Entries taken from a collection

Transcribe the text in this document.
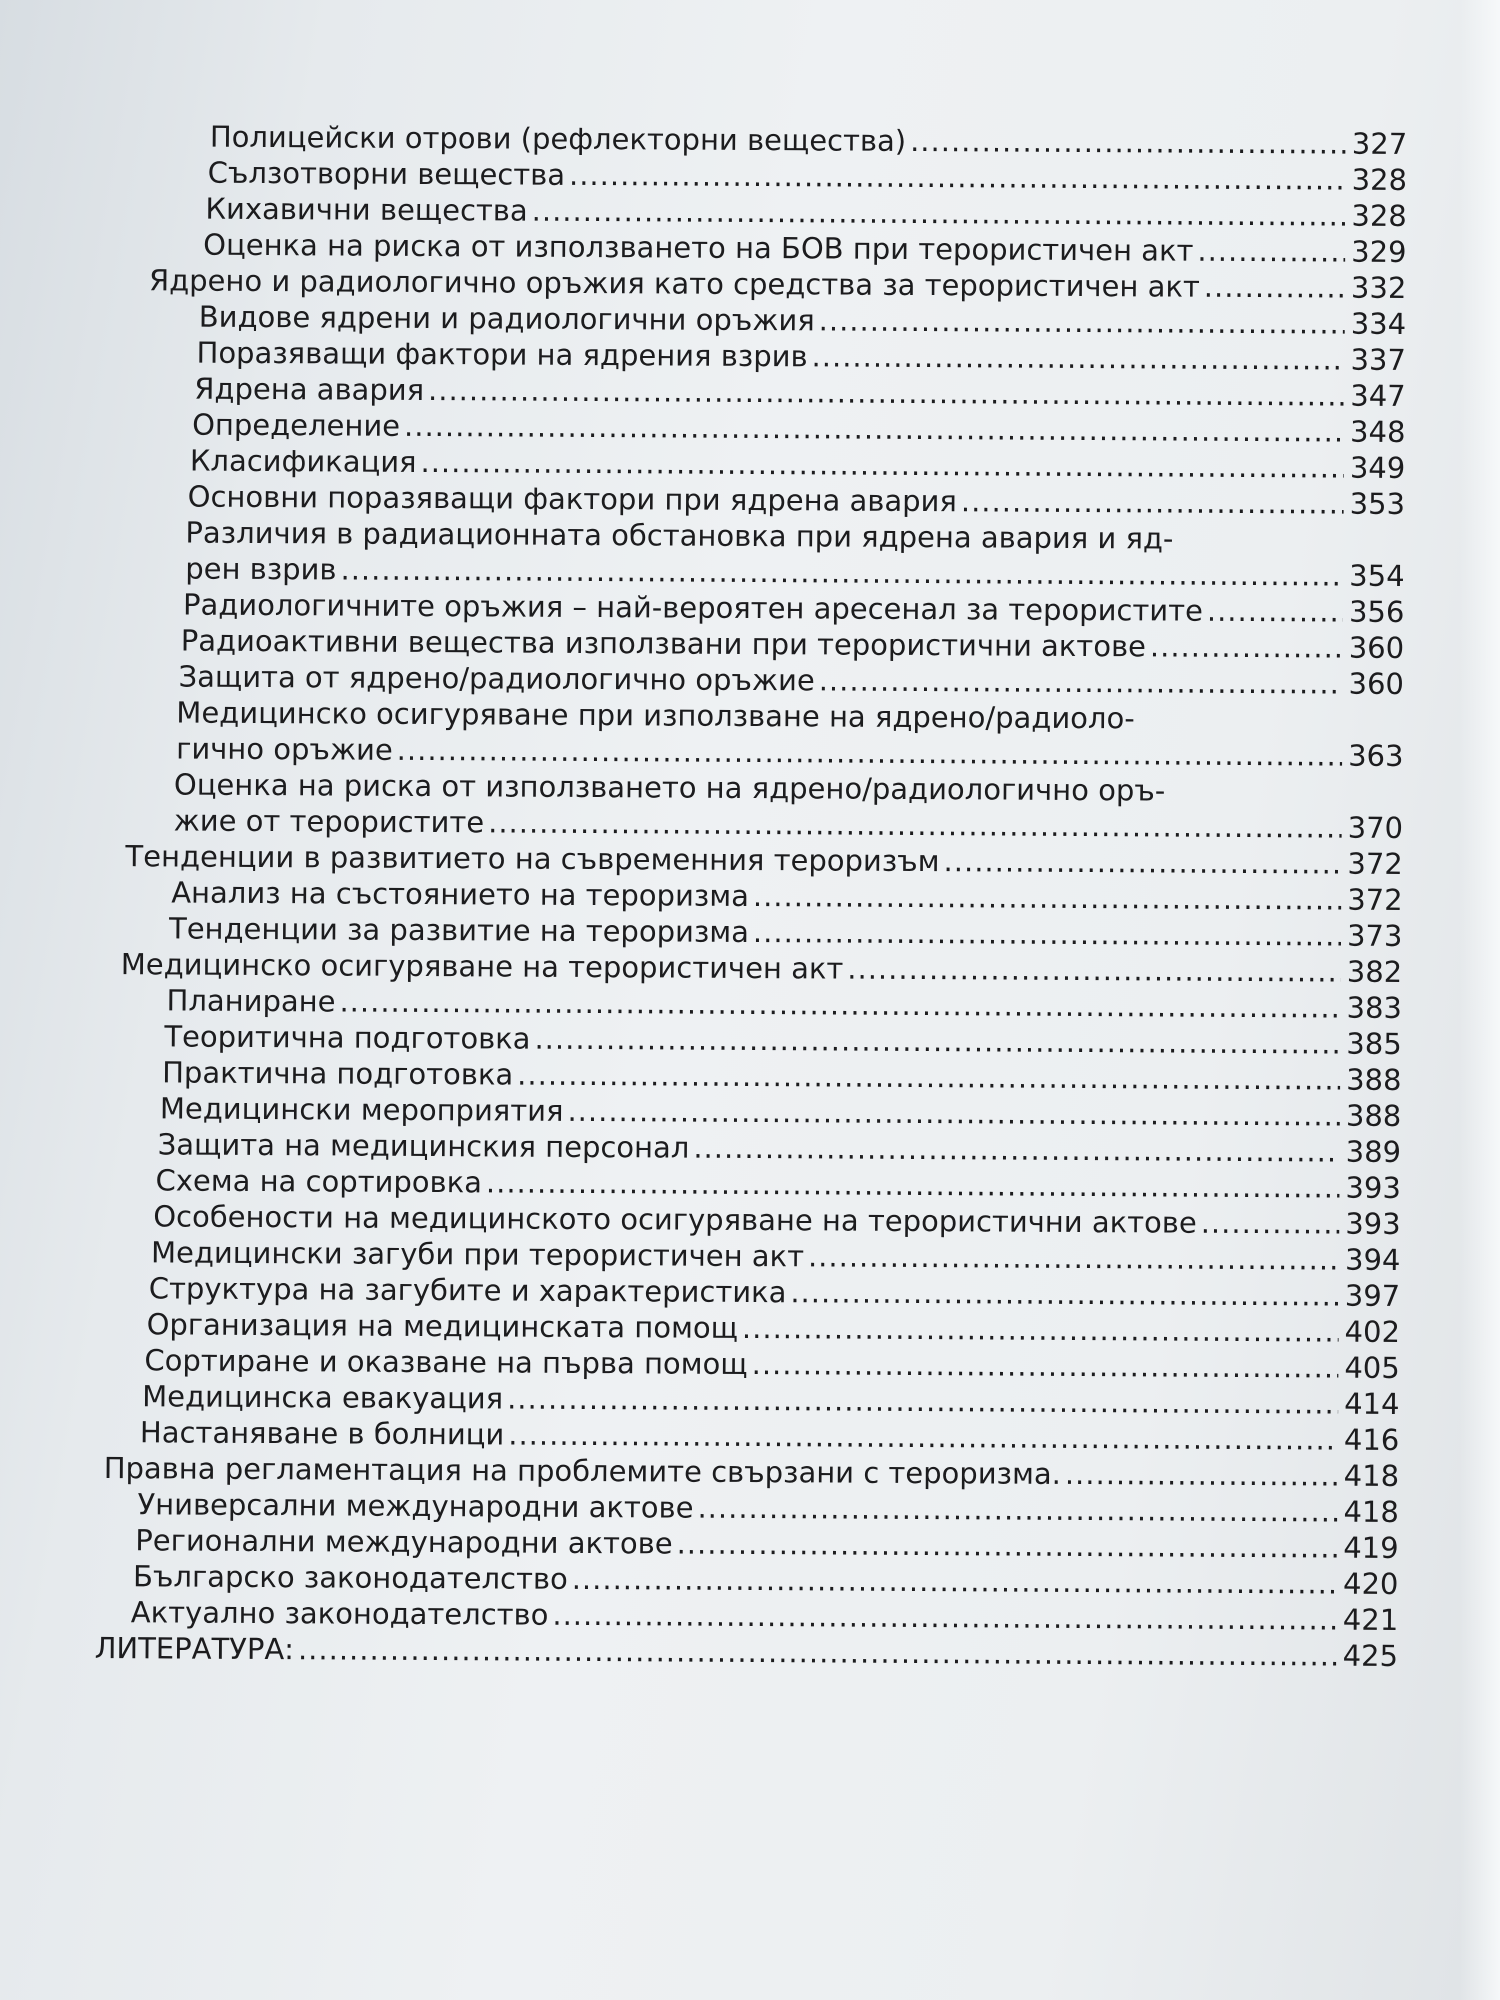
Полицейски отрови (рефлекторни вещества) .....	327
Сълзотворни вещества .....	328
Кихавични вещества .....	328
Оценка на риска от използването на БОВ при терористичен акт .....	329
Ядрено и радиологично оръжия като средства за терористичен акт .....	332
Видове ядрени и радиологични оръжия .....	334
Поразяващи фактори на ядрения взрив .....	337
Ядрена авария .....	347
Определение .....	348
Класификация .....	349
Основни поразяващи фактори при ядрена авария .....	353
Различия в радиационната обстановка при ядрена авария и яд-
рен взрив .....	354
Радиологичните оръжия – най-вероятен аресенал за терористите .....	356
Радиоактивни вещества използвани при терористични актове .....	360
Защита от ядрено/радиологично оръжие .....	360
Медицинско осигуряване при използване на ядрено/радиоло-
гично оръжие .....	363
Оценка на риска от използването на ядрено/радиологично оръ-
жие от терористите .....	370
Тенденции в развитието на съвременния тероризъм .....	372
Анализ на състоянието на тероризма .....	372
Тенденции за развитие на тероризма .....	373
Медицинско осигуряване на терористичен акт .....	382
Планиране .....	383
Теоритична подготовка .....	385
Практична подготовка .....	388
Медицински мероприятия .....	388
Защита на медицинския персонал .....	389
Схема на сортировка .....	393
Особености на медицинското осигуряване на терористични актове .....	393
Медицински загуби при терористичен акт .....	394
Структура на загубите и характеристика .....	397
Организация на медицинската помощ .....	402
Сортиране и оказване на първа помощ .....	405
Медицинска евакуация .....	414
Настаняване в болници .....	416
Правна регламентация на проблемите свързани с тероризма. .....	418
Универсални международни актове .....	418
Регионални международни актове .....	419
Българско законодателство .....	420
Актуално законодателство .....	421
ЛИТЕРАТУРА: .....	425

■ **Exercise directions**:
Return the full material word for word. Do not include the pictures.

■ **Answer for this exercise**:
Transcribe the text in this document.
Полицейски отрови (рефлекторни вещества) .....	327
Сълзотворни вещества .....	328
Кихавични вещества .....	328
Оценка на риска от използването на БОВ при терористичен акт .....	329
Ядрено и радиологично оръжия като средства за терористичен акт .....	332
Видове ядрени и радиологични оръжия .....	334
Поразяващи фактори на ядрения взрив .....	337
Ядрена авария .....	347
Определение .....	348
Класификация .....	349
Основни поразяващи фактори при ядрена авария .....	353
Различия в радиационната обстановка при ядрена авария и яд-
рен взрив .....	354
Радиологичните оръжия – най-вероятен аресенал за терористите .....	356
Радиоактивни вещества използвани при терористични актове .....	360
Защита от ядрено/радиологично оръжие .....	360
Медицинско осигуряване при използване на ядрено/радиоло-
гично оръжие .....	363
Оценка на риска от използването на ядрено/радиологично оръ-
жие от терористите .....	370
Тенденции в развитието на съвременния тероризъм .....	372
Анализ на състоянието на тероризма .....	372
Тенденции за развитие на тероризма .....	373
Медицинско осигуряване на терористичен акт .....	382
Планиране .....	383
Теоритична подготовка .....	385
Практична подготовка .....	388
Медицински мероприятия .....	388
Защита на медицинския персонал .....	389
Схема на сортировка .....	393
Особености на медицинското осигуряване на терористични актове .....	393
Медицински загуби при терористичен акт .....	394
Структура на загубите и характеристика .....	397
Организация на медицинската помощ .....	402
Сортиране и оказване на първа помощ .....	405
Медицинска евакуация .....	414
Настаняване в болници .....	416
Правна регламентация на проблемите свързани с тероризма. .....	418
Универсални международни актове .....	418
Регионални международни актове .....	419
Българско законодателство .....	420
Актуално законодателство .....	421
ЛИТЕРАТУРА: .....	425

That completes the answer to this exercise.